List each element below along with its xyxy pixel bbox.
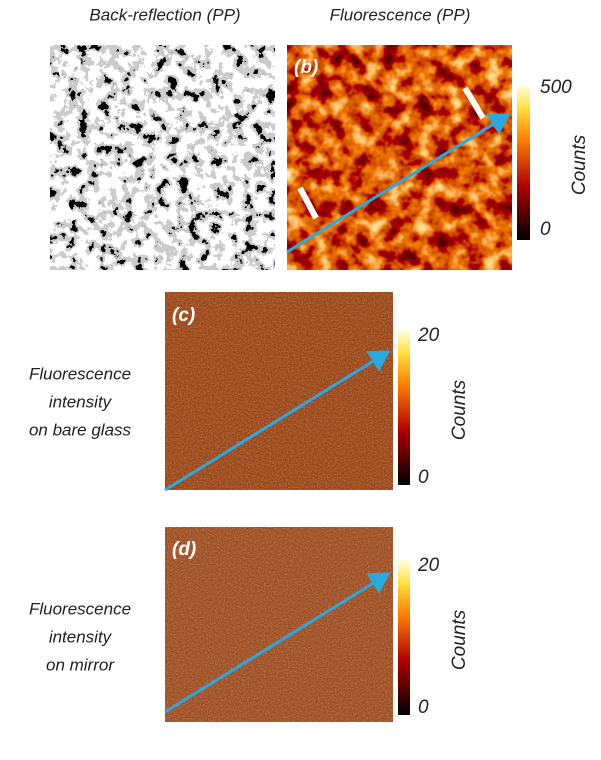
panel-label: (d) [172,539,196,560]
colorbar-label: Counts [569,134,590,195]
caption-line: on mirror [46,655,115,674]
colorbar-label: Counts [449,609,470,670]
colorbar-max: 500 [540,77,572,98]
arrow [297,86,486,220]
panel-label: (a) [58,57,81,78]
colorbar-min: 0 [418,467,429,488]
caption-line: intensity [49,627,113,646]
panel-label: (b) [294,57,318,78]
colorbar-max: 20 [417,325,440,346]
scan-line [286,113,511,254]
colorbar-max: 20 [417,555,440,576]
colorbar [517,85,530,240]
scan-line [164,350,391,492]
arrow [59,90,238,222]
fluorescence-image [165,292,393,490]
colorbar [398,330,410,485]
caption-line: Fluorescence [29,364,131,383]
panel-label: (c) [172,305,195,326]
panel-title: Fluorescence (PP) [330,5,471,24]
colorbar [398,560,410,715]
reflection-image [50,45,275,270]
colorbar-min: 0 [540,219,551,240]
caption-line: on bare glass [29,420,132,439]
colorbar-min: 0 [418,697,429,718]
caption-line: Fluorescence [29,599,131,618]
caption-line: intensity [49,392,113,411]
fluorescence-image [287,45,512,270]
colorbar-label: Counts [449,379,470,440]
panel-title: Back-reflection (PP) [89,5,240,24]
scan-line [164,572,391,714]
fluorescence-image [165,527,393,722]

--

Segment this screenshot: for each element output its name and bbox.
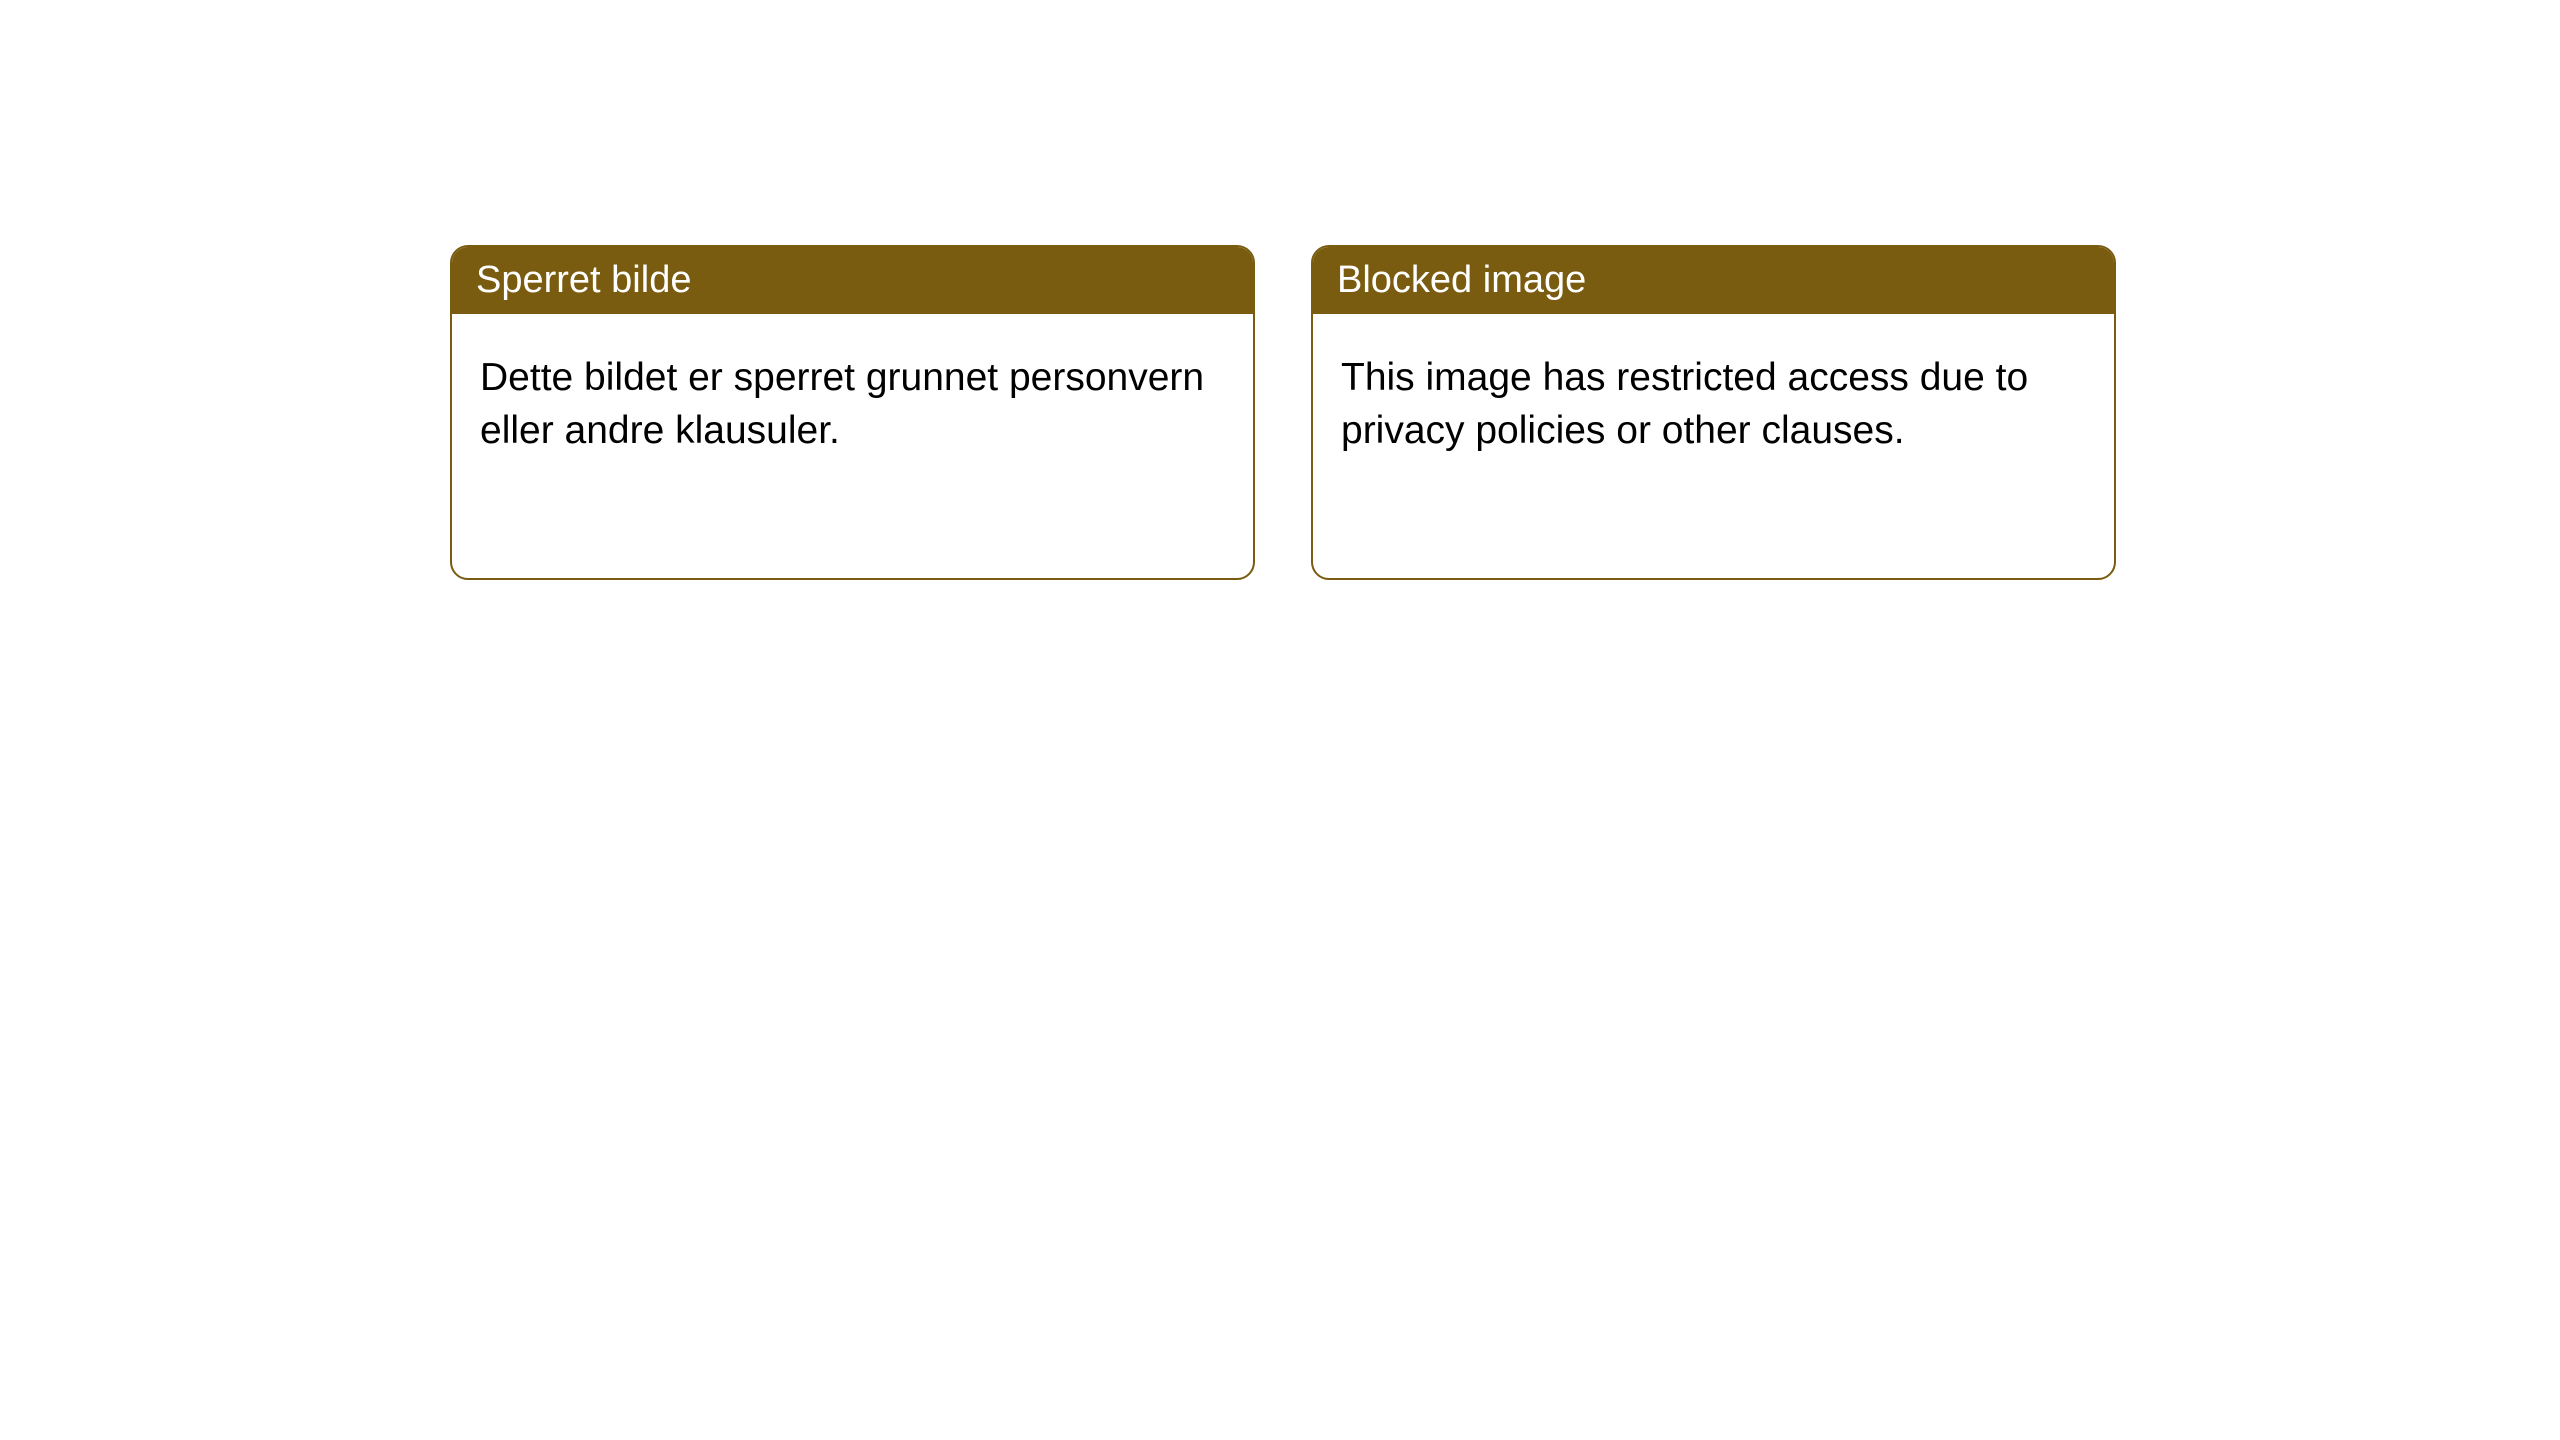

---

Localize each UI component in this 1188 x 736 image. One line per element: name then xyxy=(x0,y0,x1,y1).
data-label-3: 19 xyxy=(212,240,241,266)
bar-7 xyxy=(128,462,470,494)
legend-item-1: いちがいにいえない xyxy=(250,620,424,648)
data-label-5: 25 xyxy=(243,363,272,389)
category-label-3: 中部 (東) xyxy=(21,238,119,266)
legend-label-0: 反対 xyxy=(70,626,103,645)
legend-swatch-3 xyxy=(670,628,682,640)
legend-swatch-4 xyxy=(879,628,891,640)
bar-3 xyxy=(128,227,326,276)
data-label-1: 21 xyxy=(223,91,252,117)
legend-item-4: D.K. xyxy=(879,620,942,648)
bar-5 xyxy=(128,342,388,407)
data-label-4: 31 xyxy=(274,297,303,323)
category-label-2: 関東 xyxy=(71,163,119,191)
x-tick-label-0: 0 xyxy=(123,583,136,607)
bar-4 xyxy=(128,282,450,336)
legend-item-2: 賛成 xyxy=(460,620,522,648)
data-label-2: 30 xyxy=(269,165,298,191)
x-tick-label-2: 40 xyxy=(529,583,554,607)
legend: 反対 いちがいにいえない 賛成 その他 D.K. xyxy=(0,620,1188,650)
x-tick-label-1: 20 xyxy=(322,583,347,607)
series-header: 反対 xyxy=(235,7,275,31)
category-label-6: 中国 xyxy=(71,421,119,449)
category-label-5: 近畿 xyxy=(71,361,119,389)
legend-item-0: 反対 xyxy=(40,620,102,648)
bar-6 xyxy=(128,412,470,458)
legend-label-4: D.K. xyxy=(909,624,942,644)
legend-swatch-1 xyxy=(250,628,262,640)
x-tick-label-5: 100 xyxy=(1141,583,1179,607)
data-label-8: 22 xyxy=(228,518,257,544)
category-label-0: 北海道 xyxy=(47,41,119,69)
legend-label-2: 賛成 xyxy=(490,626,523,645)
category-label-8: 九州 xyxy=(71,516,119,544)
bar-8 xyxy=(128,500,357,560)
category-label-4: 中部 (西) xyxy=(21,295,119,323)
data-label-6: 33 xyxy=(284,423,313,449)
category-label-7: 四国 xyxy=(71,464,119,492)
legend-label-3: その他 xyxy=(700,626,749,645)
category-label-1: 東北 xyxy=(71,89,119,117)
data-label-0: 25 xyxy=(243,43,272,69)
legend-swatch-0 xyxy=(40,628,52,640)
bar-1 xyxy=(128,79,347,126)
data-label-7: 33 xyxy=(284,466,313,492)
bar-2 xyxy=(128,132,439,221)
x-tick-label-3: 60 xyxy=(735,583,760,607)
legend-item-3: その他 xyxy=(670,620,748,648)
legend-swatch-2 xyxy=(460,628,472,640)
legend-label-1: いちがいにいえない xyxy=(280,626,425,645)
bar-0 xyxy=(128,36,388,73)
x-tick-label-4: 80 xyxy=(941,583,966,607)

# [Direction]
Rewrite everything from the row containing "List each element" down to the row containing "panel-label: (b) [294,57,318,78]", replacing "Counts" with "Photon counts" and changing nothing else. Omit the pictures from your answer.

# [Completed exercise]
List each element below along with its xyxy pixel bbox.
panel-label: (d) [172,539,196,560]
colorbar-label: Photon counts [569,134,590,195]
caption-line: on mirror [46,655,115,674]
colorbar-label: Photon counts [449,609,470,670]
colorbar-max: 500 [540,77,572,98]
arrow [297,86,486,220]
panel-label: (a) [58,57,81,78]
colorbar-min: 0 [418,467,429,488]
caption-line: intensity [49,627,113,646]
panel-label: (b) [294,57,318,78]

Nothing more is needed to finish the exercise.